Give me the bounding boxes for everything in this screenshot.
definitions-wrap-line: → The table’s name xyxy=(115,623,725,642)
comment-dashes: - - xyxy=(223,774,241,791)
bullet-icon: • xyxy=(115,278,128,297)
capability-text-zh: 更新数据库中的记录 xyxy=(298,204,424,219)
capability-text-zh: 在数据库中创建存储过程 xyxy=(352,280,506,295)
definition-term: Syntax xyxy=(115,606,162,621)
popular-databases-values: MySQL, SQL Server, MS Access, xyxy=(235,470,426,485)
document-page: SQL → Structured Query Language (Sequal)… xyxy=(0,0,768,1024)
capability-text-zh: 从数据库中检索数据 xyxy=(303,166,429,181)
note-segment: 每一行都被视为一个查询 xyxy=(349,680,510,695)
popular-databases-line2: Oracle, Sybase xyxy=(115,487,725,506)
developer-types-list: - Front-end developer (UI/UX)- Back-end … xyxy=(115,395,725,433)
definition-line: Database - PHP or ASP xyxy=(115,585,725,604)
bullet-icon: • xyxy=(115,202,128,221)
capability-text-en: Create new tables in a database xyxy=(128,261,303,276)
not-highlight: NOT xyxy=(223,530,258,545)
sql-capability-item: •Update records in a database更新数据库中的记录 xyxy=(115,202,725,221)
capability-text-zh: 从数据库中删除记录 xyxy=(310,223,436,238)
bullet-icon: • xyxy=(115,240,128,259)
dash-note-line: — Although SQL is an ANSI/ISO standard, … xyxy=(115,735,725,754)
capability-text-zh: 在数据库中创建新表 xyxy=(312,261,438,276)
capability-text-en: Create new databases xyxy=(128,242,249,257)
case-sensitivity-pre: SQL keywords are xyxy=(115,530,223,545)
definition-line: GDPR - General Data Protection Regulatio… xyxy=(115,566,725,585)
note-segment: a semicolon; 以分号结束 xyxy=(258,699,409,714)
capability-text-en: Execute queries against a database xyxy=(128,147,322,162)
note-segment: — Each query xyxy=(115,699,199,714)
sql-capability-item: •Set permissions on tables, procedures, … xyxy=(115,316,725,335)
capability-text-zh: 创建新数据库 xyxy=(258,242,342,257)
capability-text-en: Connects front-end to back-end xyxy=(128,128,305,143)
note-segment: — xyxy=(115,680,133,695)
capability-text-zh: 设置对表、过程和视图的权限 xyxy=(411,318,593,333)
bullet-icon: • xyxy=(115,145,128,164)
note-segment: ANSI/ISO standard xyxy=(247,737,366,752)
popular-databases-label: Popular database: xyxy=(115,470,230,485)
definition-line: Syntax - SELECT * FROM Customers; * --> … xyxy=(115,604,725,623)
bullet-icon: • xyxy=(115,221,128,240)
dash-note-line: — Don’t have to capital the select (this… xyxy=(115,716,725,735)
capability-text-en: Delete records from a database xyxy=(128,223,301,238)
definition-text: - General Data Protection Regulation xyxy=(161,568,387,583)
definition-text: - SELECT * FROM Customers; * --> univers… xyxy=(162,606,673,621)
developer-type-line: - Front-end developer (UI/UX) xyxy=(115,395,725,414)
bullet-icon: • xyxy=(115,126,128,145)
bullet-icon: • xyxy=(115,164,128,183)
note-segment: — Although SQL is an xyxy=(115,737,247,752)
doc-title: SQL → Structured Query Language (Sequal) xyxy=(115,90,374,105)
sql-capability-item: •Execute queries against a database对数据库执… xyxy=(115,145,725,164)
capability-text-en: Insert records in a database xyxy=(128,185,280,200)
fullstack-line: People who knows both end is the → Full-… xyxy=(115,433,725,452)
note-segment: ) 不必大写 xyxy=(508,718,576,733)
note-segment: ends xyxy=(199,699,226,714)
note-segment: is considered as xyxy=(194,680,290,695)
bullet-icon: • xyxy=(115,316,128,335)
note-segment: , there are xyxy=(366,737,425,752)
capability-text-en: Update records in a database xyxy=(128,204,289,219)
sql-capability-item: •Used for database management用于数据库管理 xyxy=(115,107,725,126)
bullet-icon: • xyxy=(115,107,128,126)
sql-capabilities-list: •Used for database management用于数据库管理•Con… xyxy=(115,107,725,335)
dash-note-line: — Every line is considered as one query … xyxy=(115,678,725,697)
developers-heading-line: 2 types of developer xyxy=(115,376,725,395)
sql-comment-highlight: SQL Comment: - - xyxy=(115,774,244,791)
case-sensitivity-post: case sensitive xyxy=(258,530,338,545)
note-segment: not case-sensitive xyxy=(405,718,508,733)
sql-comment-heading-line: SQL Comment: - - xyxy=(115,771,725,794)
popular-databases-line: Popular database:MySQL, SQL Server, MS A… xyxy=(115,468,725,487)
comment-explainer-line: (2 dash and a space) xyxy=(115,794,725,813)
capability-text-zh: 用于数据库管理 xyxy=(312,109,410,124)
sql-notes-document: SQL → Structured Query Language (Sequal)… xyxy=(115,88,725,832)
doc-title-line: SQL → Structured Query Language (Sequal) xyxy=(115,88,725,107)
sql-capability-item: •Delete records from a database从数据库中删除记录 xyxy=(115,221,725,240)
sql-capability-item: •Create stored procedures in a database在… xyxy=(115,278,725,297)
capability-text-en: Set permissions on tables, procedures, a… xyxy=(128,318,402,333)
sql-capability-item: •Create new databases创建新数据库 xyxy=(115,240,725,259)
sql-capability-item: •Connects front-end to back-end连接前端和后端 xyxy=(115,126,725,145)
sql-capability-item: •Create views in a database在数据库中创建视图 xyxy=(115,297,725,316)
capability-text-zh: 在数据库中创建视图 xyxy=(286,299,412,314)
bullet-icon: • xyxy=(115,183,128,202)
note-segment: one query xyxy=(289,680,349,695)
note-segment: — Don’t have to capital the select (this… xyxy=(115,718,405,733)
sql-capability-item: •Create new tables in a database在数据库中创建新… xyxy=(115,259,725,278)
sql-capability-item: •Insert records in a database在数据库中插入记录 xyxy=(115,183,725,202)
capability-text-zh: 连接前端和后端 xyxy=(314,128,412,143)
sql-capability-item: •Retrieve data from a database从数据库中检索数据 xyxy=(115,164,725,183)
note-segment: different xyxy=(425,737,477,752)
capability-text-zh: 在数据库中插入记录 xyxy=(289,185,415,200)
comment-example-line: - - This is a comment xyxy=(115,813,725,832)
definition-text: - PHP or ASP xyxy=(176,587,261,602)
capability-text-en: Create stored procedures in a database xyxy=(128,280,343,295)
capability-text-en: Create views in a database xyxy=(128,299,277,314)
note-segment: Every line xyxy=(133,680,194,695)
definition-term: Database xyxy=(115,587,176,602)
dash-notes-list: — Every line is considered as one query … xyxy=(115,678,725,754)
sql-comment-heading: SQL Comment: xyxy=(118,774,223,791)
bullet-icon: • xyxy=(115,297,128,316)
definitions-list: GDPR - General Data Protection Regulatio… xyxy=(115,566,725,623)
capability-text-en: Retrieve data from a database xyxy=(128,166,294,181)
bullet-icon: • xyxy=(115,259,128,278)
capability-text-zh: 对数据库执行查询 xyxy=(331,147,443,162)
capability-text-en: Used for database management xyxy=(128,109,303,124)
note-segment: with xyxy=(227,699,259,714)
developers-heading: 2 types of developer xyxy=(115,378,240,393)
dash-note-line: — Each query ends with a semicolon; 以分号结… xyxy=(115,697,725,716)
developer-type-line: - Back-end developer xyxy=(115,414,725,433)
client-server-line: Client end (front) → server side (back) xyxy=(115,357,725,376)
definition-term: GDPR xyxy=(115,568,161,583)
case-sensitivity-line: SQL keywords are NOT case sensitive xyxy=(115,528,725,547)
============================================================
## Task to carry out
Reproduce the entire listing above verbatim, line for line, without altering anything.

## Full answer
Give me the bounding boxes for everything in this screenshot.
definitions-wrap-line: → The table’s name xyxy=(115,623,725,642)
comment-dashes: - - xyxy=(223,774,241,791)
bullet-icon: • xyxy=(115,278,128,297)
capability-text-zh: 更新数据库中的记录 xyxy=(298,204,424,219)
capability-text-zh: 在数据库中创建存储过程 xyxy=(352,280,506,295)
definition-term: Syntax xyxy=(115,606,162,621)
popular-databases-values: MySQL, SQL Server, MS Access, xyxy=(235,470,426,485)
document-page: SQL → Structured Query Language (Sequal)… xyxy=(0,0,768,1024)
capability-text-zh: 从数据库中检索数据 xyxy=(303,166,429,181)
note-segment: 每一行都被视为一个查询 xyxy=(349,680,510,695)
popular-databases-line2: Oracle, Sybase xyxy=(115,487,725,506)
developer-types-list: - Front-end developer (UI/UX)- Back-end … xyxy=(115,395,725,433)
definition-line: Database - PHP or ASP xyxy=(115,585,725,604)
bullet-icon: • xyxy=(115,202,128,221)
capability-text-en: Create new tables in a database xyxy=(128,261,303,276)
not-highlight: NOT xyxy=(223,530,258,545)
sql-capability-item: •Update records in a database更新数据库中的记录 xyxy=(115,202,725,221)
capability-text-zh: 从数据库中删除记录 xyxy=(310,223,436,238)
bullet-icon: • xyxy=(115,240,128,259)
dash-note-line: — Although SQL is an ANSI/ISO standard, … xyxy=(115,735,725,754)
capability-text-zh: 在数据库中创建新表 xyxy=(312,261,438,276)
capability-text-en: Create new databases xyxy=(128,242,249,257)
case-sensitivity-pre: SQL keywords are xyxy=(115,530,223,545)
definition-line: GDPR - General Data Protection Regulatio… xyxy=(115,566,725,585)
note-segment: a semicolon; 以分号结束 xyxy=(258,699,409,714)
capability-text-en: Execute queries against a database xyxy=(128,147,322,162)
note-segment: — Each query xyxy=(115,699,199,714)
sql-capability-item: •Set permissions on tables, procedures, … xyxy=(115,316,725,335)
capability-text-zh: 创建新数据库 xyxy=(258,242,342,257)
capability-text-en: Connects front-end to back-end xyxy=(128,128,305,143)
note-segment: — xyxy=(115,680,133,695)
capability-text-zh: 设置对表、过程和视图的权限 xyxy=(411,318,593,333)
bullet-icon: • xyxy=(115,145,128,164)
note-segment: ANSI/ISO standard xyxy=(247,737,366,752)
popular-databases-label: Popular database: xyxy=(115,470,230,485)
definition-line: Syntax - SELECT * FROM Customers; * --> … xyxy=(115,604,725,623)
bullet-icon: • xyxy=(115,221,128,240)
dash-note-line: — Don’t have to capital the select (this… xyxy=(115,716,725,735)
capability-text-en: Delete records from a database xyxy=(128,223,301,238)
definition-text: - General Data Protection Regulation xyxy=(161,568,387,583)
definition-text: - SELECT * FROM Customers; * --> univers… xyxy=(162,606,673,621)
developer-type-line: - Front-end developer (UI/UX) xyxy=(115,395,725,414)
bullet-icon: • xyxy=(115,126,128,145)
bullet-icon: • xyxy=(115,164,128,183)
note-segment: — Although SQL is an xyxy=(115,737,247,752)
doc-title: SQL → Structured Query Language (Sequal) xyxy=(115,90,374,105)
sql-capability-item: •Execute queries against a database对数据库执… xyxy=(115,145,725,164)
capability-text-en: Insert records in a database xyxy=(128,185,280,200)
fullstack-line: People who knows both end is the → Full-… xyxy=(115,433,725,452)
note-segment: ) 不必大写 xyxy=(508,718,576,733)
note-segment: ends xyxy=(199,699,226,714)
note-segment: is considered as xyxy=(194,680,290,695)
bullet-icon: • xyxy=(115,316,128,335)
note-segment: , there are xyxy=(366,737,425,752)
capability-text-en: Update records in a database xyxy=(128,204,289,219)
sql-capability-item: •Used for database management用于数据库管理 xyxy=(115,107,725,126)
bullet-icon: • xyxy=(115,107,128,126)
sql-capabilities-list: •Used for database management用于数据库管理•Con… xyxy=(115,107,725,335)
dash-note-line: — Every line is considered as one query … xyxy=(115,678,725,697)
developers-heading-line: 2 types of developer xyxy=(115,376,725,395)
sql-comment-highlight: SQL Comment: - - xyxy=(115,774,244,791)
case-sensitivity-post: case sensitive xyxy=(258,530,338,545)
note-segment: not case-sensitive xyxy=(405,718,508,733)
sql-comment-heading-line: SQL Comment: - - xyxy=(115,771,725,794)
popular-databases-line: Popular database:MySQL, SQL Server, MS A… xyxy=(115,468,725,487)
comment-explainer-line: (2 dash and a space) xyxy=(115,794,725,813)
capability-text-zh: 用于数据库管理 xyxy=(312,109,410,124)
sql-notes-document: SQL → Structured Query Language (Sequal)… xyxy=(115,88,725,832)
doc-title-line: SQL → Structured Query Language (Sequal) xyxy=(115,88,725,107)
sql-capability-item: •Delete records from a database从数据库中删除记录 xyxy=(115,221,725,240)
sql-capability-item: •Create stored procedures in a database在… xyxy=(115,278,725,297)
capability-text-en: Set permissions on tables, procedures, a… xyxy=(128,318,402,333)
sql-capability-item: •Create new databases创建新数据库 xyxy=(115,240,725,259)
sql-capability-item: •Connects front-end to back-end连接前端和后端 xyxy=(115,126,725,145)
sql-capability-item: •Create views in a database在数据库中创建视图 xyxy=(115,297,725,316)
capability-text-zh: 在数据库中创建视图 xyxy=(286,299,412,314)
bullet-icon: • xyxy=(115,183,128,202)
note-segment: one query xyxy=(289,680,349,695)
note-segment: — Don’t have to capital the select (this… xyxy=(115,718,405,733)
sql-capability-item: •Create new tables in a database在数据库中创建新… xyxy=(115,259,725,278)
sql-capability-item: •Insert records in a database在数据库中插入记录 xyxy=(115,183,725,202)
capability-text-zh: 连接前端和后端 xyxy=(314,128,412,143)
sql-capability-item: •Retrieve data from a database从数据库中检索数据 xyxy=(115,164,725,183)
note-segment: different xyxy=(425,737,477,752)
capability-text-zh: 在数据库中插入记录 xyxy=(289,185,415,200)
comment-example-line: - - This is a comment xyxy=(115,813,725,832)
definition-text: - PHP or ASP xyxy=(176,587,261,602)
capability-text-en: Create stored procedures in a database xyxy=(128,280,343,295)
capability-text-en: Create views in a database xyxy=(128,299,277,314)
note-segment: Every line xyxy=(133,680,194,695)
definition-term: Database xyxy=(115,587,176,602)
dash-notes-list: — Every line is considered as one query … xyxy=(115,678,725,754)
sql-comment-heading: SQL Comment: xyxy=(118,774,223,791)
bullet-icon: • xyxy=(115,297,128,316)
definitions-list: GDPR - General Data Protection Regulatio… xyxy=(115,566,725,623)
capability-text-en: Retrieve data from a database xyxy=(128,166,294,181)
bullet-icon: • xyxy=(115,259,128,278)
capability-text-zh: 对数据库执行查询 xyxy=(331,147,443,162)
capability-text-en: Used for database management xyxy=(128,109,303,124)
note-segment: with xyxy=(227,699,259,714)
developers-heading: 2 types of developer xyxy=(115,378,240,393)
dash-note-line: — Each query ends with a semicolon; 以分号结… xyxy=(115,697,725,716)
developer-type-line: - Back-end developer xyxy=(115,414,725,433)
client-server-line: Client end (front) → server side (back) xyxy=(115,357,725,376)
definition-term: GDPR xyxy=(115,568,161,583)
case-sensitivity-line: SQL keywords are NOT case sensitive xyxy=(115,528,725,547)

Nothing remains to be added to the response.